## Begin
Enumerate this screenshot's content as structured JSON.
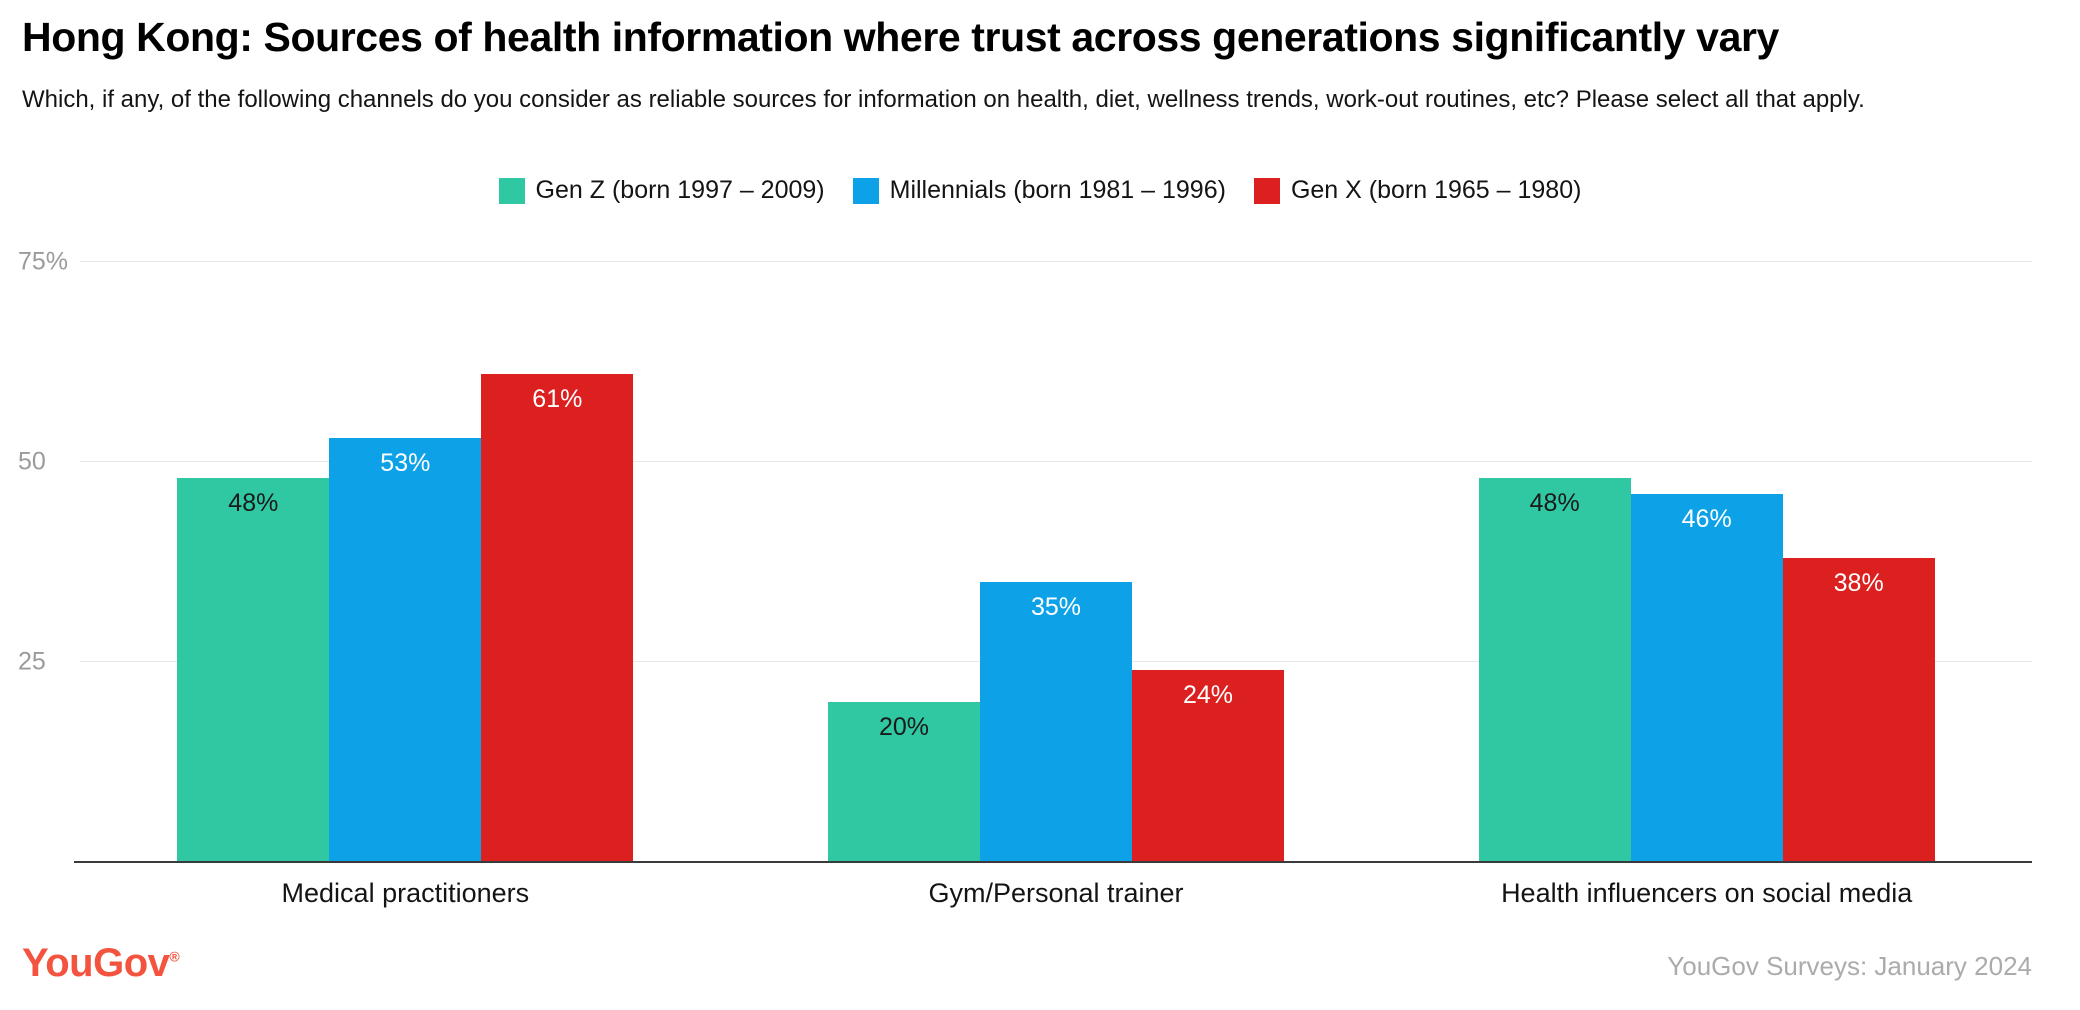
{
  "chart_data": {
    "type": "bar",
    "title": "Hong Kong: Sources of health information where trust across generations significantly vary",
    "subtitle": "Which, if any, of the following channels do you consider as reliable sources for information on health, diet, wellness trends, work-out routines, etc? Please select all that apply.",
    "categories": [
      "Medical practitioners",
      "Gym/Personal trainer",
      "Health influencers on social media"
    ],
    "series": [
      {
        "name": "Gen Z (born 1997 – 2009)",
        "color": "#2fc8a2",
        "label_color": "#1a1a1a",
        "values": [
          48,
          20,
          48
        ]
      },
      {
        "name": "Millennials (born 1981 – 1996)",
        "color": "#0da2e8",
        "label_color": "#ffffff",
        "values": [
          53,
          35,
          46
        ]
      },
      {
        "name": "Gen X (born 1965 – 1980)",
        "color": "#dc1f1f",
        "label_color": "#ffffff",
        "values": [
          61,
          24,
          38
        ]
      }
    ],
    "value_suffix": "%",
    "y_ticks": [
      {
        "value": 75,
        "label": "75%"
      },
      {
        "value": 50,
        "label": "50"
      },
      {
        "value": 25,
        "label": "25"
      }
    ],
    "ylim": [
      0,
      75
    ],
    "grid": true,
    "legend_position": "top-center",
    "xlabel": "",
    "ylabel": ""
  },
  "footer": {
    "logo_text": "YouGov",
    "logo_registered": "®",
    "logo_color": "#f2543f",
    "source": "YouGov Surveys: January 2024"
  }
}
## End
## Begin
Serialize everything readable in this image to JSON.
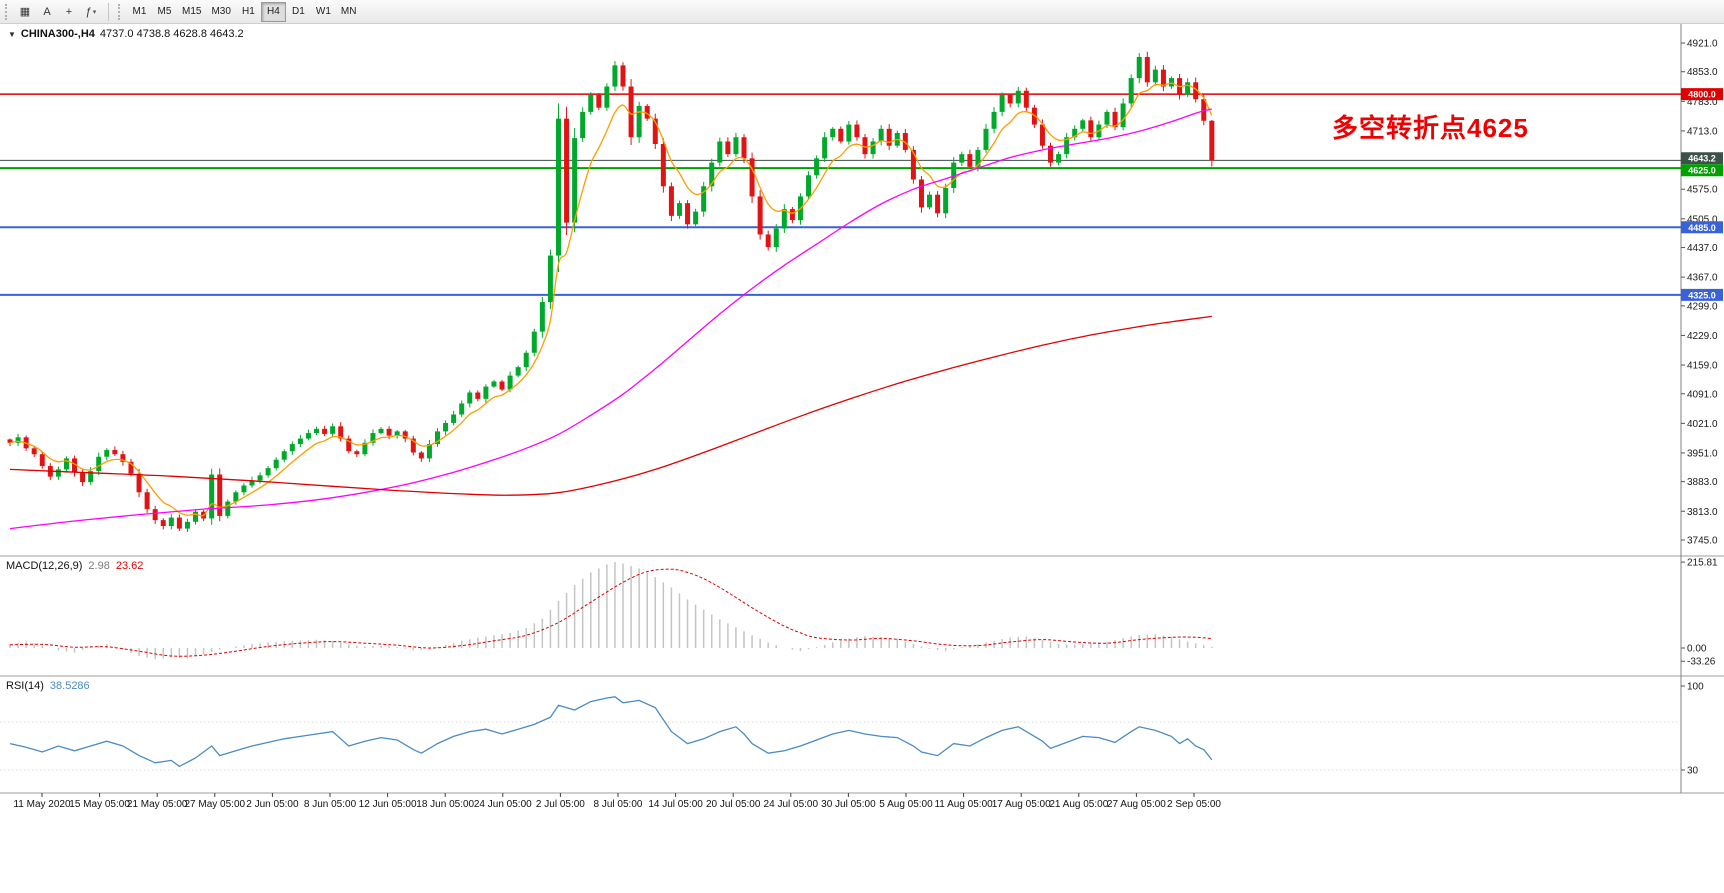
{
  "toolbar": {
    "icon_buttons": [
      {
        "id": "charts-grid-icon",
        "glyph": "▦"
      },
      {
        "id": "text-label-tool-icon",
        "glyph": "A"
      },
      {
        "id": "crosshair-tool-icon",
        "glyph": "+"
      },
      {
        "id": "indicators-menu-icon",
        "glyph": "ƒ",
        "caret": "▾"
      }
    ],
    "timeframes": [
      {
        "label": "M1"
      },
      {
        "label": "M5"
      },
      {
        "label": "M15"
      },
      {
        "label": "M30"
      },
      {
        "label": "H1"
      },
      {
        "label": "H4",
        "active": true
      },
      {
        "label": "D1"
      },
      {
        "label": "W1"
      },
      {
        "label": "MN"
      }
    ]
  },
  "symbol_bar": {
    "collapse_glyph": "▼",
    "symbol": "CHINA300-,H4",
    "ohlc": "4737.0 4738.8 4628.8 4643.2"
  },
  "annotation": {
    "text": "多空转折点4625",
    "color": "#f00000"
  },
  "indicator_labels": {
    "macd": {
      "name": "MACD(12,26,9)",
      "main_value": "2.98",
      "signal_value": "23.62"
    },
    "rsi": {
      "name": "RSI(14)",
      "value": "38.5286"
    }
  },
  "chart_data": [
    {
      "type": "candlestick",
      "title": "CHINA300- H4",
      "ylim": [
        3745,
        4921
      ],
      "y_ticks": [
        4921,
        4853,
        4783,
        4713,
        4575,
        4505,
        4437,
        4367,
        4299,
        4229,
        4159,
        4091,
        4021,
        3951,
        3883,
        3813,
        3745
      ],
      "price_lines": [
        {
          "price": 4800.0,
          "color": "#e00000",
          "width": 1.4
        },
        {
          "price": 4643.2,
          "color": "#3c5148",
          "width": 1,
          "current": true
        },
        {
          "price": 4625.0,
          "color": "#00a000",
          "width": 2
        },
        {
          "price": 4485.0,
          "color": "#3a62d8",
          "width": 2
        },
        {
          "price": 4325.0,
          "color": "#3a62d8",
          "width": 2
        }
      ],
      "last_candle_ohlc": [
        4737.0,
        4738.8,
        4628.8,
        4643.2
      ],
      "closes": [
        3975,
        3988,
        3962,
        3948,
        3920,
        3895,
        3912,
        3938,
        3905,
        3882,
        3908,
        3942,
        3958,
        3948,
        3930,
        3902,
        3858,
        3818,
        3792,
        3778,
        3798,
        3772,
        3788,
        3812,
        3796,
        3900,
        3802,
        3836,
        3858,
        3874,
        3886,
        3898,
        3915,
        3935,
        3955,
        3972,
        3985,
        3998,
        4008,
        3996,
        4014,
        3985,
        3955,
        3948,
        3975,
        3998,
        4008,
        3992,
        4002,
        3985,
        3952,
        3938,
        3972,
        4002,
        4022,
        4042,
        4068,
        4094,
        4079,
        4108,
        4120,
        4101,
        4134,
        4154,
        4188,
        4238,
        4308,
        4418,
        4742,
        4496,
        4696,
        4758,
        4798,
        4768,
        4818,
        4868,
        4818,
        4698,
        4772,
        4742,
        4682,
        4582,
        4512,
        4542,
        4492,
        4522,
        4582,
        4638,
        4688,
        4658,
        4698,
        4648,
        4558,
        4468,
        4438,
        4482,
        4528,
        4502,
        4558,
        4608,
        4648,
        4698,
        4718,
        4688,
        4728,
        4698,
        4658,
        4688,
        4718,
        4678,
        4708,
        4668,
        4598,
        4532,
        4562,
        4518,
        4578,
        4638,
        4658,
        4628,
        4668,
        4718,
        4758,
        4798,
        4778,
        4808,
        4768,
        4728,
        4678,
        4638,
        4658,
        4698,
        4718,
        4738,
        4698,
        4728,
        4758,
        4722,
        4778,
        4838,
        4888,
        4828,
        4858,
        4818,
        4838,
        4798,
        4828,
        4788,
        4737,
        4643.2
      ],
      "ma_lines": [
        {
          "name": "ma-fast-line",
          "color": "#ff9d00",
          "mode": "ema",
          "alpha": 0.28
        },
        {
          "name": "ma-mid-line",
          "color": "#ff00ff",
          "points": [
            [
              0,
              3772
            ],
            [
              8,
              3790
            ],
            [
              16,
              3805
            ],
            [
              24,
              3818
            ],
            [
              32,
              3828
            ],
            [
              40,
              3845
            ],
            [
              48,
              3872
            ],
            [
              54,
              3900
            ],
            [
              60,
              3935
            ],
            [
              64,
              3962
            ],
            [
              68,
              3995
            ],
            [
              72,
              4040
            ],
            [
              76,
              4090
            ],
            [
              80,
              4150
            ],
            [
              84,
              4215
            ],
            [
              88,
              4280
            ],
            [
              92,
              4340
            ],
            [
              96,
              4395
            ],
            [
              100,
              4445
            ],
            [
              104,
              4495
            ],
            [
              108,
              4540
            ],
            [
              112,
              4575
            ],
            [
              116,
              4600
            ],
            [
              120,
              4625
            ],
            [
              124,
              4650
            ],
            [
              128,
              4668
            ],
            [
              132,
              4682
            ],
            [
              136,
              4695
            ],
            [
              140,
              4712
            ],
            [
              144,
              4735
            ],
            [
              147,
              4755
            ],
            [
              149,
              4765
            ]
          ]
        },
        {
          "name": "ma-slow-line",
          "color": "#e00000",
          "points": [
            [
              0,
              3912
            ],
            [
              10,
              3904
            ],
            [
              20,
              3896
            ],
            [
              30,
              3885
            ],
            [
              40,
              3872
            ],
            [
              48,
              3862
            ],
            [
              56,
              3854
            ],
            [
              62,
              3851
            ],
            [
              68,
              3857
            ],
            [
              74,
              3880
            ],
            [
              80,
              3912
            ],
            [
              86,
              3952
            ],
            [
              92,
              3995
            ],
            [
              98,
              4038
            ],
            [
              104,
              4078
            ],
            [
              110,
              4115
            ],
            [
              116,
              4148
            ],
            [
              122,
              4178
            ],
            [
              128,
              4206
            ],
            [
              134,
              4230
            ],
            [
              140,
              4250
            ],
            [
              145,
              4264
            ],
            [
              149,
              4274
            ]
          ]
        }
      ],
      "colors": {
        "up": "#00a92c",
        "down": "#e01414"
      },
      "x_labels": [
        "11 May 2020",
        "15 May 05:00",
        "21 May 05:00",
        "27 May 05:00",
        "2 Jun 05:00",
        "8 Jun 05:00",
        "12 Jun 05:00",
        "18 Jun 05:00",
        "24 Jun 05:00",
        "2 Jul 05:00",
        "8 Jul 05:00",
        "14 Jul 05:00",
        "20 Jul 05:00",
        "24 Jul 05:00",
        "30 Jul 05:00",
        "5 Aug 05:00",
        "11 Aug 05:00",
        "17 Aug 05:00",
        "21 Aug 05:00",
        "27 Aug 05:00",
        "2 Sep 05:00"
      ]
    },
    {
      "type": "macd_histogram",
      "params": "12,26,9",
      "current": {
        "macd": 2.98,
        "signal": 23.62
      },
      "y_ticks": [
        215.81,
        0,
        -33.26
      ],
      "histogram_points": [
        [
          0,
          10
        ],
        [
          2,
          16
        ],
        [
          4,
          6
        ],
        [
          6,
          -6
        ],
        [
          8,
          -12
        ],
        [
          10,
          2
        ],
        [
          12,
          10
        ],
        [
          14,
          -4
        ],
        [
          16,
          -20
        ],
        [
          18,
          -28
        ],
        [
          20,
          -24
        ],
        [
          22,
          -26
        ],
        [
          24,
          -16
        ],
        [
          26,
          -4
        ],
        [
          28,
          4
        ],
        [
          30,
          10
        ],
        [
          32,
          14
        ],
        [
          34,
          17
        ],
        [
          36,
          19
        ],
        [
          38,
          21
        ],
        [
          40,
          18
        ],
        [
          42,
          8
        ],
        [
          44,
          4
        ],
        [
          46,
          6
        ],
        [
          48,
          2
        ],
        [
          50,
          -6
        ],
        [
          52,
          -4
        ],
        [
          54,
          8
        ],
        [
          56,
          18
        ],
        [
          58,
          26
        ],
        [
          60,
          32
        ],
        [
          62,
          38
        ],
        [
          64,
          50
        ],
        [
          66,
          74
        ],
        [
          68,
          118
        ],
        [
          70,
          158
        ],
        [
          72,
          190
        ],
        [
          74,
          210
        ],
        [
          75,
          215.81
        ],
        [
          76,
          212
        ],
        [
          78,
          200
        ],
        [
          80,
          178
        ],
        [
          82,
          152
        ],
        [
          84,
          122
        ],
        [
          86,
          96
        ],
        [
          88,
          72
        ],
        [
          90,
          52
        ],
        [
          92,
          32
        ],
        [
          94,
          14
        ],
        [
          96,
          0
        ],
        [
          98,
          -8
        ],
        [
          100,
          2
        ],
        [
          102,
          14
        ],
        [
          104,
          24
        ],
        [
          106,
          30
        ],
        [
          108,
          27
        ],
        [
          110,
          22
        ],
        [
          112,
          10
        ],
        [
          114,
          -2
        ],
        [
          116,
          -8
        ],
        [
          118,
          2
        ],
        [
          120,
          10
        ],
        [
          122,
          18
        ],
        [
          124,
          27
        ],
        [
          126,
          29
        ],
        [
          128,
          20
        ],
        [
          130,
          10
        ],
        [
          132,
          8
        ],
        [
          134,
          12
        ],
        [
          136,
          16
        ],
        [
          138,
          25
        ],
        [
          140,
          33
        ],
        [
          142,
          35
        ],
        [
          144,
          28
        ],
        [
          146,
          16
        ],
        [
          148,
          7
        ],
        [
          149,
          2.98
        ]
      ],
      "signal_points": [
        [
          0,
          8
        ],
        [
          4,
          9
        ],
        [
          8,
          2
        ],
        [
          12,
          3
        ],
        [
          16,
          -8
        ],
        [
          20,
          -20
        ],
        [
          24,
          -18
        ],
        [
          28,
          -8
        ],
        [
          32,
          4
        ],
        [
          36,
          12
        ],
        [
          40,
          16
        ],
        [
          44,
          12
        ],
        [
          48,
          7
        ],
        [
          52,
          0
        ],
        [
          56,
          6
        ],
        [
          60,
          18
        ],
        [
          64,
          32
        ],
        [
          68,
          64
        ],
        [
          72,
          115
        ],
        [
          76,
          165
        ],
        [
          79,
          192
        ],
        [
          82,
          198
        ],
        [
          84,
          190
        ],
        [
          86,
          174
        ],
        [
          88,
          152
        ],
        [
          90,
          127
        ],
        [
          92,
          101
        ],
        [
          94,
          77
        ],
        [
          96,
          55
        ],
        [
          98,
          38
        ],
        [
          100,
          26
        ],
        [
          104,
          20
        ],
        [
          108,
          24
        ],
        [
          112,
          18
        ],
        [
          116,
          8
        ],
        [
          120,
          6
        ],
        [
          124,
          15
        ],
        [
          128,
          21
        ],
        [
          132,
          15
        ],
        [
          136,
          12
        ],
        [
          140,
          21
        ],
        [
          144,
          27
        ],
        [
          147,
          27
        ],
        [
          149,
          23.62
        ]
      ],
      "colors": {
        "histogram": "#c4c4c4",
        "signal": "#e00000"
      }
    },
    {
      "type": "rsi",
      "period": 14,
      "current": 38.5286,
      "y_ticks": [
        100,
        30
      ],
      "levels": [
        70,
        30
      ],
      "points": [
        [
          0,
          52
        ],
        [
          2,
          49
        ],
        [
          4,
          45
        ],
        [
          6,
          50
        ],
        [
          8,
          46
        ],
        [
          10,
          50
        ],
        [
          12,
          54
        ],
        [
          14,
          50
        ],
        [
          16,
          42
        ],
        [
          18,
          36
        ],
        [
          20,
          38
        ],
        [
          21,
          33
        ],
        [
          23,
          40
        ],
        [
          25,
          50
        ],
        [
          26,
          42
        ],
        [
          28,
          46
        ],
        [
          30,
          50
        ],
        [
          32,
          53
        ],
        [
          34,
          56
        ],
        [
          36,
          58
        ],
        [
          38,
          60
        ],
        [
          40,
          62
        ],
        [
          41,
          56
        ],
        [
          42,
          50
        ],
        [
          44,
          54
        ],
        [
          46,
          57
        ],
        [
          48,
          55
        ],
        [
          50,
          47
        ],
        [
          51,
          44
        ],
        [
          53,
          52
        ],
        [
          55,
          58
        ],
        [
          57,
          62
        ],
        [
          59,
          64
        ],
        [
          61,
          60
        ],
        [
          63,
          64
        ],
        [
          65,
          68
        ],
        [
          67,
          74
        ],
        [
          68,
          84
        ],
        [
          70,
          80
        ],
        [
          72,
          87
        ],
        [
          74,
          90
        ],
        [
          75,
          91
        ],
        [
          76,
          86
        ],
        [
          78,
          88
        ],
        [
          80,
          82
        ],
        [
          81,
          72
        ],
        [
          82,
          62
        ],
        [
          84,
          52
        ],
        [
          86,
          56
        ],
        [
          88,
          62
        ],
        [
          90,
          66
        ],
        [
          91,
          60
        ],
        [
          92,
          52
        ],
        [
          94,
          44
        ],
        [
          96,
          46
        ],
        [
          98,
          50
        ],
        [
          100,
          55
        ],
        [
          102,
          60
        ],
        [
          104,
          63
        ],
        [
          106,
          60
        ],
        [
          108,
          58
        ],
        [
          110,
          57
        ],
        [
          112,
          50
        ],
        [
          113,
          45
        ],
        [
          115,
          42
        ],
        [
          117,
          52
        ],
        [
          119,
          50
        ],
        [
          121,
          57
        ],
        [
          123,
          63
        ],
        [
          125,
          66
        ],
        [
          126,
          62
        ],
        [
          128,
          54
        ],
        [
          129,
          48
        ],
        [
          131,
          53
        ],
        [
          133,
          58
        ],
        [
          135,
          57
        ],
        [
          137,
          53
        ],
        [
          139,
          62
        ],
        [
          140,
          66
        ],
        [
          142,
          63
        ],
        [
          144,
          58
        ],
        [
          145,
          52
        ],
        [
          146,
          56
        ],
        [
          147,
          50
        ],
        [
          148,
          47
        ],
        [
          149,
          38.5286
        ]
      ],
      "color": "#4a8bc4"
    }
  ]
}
## End
__Task instructions__:
Copy each line of the listing that contains the string "type".

__Response for this exercise__:
    "type": "bar",
      "type": "candlestick",
      "type": "macd_histogram",
      "type": "rsi",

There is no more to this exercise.